-- SUPPLIED RECORDS start --

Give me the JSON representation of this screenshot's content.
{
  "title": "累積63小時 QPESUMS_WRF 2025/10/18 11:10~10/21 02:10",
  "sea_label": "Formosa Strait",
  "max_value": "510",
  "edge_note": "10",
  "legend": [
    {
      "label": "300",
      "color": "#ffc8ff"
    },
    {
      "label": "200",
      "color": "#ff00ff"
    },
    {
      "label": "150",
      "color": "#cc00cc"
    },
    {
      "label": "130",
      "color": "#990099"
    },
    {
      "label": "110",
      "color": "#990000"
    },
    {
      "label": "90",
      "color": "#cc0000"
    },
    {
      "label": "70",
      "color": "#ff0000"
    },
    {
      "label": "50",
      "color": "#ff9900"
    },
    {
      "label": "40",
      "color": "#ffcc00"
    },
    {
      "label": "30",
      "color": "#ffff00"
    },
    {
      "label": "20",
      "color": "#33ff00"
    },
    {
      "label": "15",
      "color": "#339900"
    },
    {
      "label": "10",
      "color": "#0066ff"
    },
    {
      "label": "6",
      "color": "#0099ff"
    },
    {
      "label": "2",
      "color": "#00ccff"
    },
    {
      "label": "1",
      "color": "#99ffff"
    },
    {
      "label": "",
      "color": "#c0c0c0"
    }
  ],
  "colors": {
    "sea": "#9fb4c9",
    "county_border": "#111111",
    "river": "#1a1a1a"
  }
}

-- SUPPLIED RECORDS end --

WRITTEN PROBLEM »
Reproduce every record, matching each line exactly.

TASK RESPONSE »
Give me the JSON representation of this screenshot's content.
{
  "title": "累積63小時 QPESUMS_WRF 2025/10/18 11:10~10/21 02:10",
  "sea_label": "Formosa Strait",
  "max_value": "510",
  "edge_note": "10",
  "legend": [
    {
      "label": "300",
      "color": "#ffc8ff"
    },
    {
      "label": "200",
      "color": "#ff00ff"
    },
    {
      "label": "150",
      "color": "#cc00cc"
    },
    {
      "label": "130",
      "color": "#990099"
    },
    {
      "label": "110",
      "color": "#990000"
    },
    {
      "label": "90",
      "color": "#cc0000"
    },
    {
      "label": "70",
      "color": "#ff0000"
    },
    {
      "label": "50",
      "color": "#ff9900"
    },
    {
      "label": "40",
      "color": "#ffcc00"
    },
    {
      "label": "30",
      "color": "#ffff00"
    },
    {
      "label": "20",
      "color": "#33ff00"
    },
    {
      "label": "15",
      "color": "#339900"
    },
    {
      "label": "10",
      "color": "#0066ff"
    },
    {
      "label": "6",
      "color": "#0099ff"
    },
    {
      "label": "2",
      "color": "#00ccff"
    },
    {
      "label": "1",
      "color": "#99ffff"
    },
    {
      "label": "",
      "color": "#c0c0c0"
    }
  ],
  "colors": {
    "sea": "#9fb4c9",
    "county_border": "#111111",
    "river": "#1a1a1a"
  }
}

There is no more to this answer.